> [Your objective]: Beneath this task is a listing; retype all of it exactly.

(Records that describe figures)

* begin *

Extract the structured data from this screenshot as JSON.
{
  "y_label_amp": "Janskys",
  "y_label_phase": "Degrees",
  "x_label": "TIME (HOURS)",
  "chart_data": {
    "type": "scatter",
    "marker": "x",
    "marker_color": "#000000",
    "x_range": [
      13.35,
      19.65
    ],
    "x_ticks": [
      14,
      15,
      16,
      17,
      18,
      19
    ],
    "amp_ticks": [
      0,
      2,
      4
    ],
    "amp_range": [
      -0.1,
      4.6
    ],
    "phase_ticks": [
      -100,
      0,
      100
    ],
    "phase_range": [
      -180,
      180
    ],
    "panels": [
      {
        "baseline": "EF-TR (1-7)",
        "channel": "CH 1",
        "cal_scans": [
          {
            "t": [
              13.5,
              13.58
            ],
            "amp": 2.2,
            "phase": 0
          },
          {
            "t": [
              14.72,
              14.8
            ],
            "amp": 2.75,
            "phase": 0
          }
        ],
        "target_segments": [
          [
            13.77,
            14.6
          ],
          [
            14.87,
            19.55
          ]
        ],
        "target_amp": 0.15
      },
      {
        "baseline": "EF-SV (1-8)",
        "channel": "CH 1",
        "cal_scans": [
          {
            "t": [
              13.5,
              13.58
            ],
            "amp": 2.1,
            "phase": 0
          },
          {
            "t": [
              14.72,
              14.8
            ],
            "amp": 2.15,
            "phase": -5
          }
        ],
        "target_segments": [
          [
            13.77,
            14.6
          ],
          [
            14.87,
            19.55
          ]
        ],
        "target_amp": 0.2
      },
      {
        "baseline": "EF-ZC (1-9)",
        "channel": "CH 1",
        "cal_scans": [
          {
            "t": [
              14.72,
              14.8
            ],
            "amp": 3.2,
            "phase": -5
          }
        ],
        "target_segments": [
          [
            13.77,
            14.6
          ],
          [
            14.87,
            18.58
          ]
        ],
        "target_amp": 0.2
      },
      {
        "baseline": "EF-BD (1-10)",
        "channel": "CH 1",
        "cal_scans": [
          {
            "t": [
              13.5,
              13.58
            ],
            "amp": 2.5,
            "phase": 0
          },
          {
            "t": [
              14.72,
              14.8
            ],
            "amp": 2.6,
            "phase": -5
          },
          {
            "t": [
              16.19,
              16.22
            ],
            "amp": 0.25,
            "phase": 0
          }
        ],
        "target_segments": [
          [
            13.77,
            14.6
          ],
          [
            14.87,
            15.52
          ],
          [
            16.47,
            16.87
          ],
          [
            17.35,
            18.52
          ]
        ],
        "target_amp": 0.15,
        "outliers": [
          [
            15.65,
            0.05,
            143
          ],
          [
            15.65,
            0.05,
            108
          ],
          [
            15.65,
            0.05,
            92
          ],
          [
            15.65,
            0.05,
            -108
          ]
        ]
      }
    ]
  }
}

* end *

> [Written response]:
Extract the structured data from this screenshot as JSON.
{
  "y_label_amp": "Janskys",
  "y_label_phase": "Degrees",
  "x_label": "TIME (HOURS)",
  "chart_data": {
    "type": "scatter",
    "marker": "x",
    "marker_color": "#000000",
    "x_range": [
      13.35,
      19.65
    ],
    "x_ticks": [
      14,
      15,
      16,
      17,
      18,
      19
    ],
    "amp_ticks": [
      0,
      2,
      4
    ],
    "amp_range": [
      -0.1,
      4.6
    ],
    "phase_ticks": [
      -100,
      0,
      100
    ],
    "phase_range": [
      -180,
      180
    ],
    "panels": [
      {
        "baseline": "EF-TR (1-7)",
        "channel": "CH 1",
        "cal_scans": [
          {
            "t": [
              13.5,
              13.58
            ],
            "amp": 2.2,
            "phase": 0
          },
          {
            "t": [
              14.72,
              14.8
            ],
            "amp": 2.75,
            "phase": 0
          }
        ],
        "target_segments": [
          [
            13.77,
            14.6
          ],
          [
            14.87,
            19.55
          ]
        ],
        "target_amp": 0.15
      },
      {
        "baseline": "EF-SV (1-8)",
        "channel": "CH 1",
        "cal_scans": [
          {
            "t": [
              13.5,
              13.58
            ],
            "amp": 2.1,
            "phase": 0
          },
          {
            "t": [
              14.72,
              14.8
            ],
            "amp": 2.15,
            "phase": -5
          }
        ],
        "target_segments": [
          [
            13.77,
            14.6
          ],
          [
            14.87,
            19.55
          ]
        ],
        "target_amp": 0.2
      },
      {
        "baseline": "EF-ZC (1-9)",
        "channel": "CH 1",
        "cal_scans": [
          {
            "t": [
              14.72,
              14.8
            ],
            "amp": 3.2,
            "phase": -5
          }
        ],
        "target_segments": [
          [
            13.77,
            14.6
          ],
          [
            14.87,
            18.58
          ]
        ],
        "target_amp": 0.2
      },
      {
        "baseline": "EF-BD (1-10)",
        "channel": "CH 1",
        "cal_scans": [
          {
            "t": [
              13.5,
              13.58
            ],
            "amp": 2.5,
            "phase": 0
          },
          {
            "t": [
              14.72,
              14.8
            ],
            "amp": 2.6,
            "phase": -5
          },
          {
            "t": [
              16.19,
              16.22
            ],
            "amp": 0.25,
            "phase": 0
          }
        ],
        "target_segments": [
          [
            13.77,
            14.6
          ],
          [
            14.87,
            15.52
          ],
          [
            16.47,
            16.87
          ],
          [
            17.35,
            18.52
          ]
        ],
        "target_amp": 0.15,
        "outliers": [
          [
            15.65,
            0.05,
            143
          ],
          [
            15.65,
            0.05,
            108
          ],
          [
            15.65,
            0.05,
            92
          ],
          [
            15.65,
            0.05,
            -108
          ]
        ]
      }
    ]
  }
}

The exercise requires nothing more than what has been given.